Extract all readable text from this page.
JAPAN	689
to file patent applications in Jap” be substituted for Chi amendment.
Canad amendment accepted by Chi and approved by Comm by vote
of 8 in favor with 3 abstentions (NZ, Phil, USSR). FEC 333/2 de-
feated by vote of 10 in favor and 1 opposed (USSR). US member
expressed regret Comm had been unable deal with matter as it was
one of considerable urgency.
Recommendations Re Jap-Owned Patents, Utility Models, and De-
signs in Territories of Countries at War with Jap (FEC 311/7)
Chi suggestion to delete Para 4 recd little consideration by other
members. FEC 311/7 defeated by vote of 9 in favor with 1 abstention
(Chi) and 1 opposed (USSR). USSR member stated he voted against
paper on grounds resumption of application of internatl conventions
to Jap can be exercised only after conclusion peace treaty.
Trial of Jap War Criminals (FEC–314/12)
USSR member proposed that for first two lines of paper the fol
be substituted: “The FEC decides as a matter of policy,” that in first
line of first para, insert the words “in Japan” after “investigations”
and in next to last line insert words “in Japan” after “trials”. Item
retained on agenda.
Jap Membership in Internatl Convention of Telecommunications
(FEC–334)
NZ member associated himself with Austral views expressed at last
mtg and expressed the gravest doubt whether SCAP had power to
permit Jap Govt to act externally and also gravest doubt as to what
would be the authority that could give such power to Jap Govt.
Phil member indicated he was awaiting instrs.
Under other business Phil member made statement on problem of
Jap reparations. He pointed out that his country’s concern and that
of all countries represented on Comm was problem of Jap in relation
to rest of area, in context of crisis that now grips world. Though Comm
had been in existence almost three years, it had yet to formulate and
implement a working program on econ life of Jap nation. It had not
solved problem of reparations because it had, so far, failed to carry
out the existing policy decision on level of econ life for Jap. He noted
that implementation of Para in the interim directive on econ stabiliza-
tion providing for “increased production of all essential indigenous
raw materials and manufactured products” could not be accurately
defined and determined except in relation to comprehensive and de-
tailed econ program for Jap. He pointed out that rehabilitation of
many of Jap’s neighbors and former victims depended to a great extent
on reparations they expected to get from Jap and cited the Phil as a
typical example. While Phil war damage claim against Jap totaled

_ _ _ _ _ _ _

# Written problem
Identify and copy the lines holding the word "after".

# Answer below
to Jap can be exercised only after conclusion peace treaty.
line of first para, insert the words “in Japan” after “investigations”
and in next to last line insert words “in Japan” after “trials”. Item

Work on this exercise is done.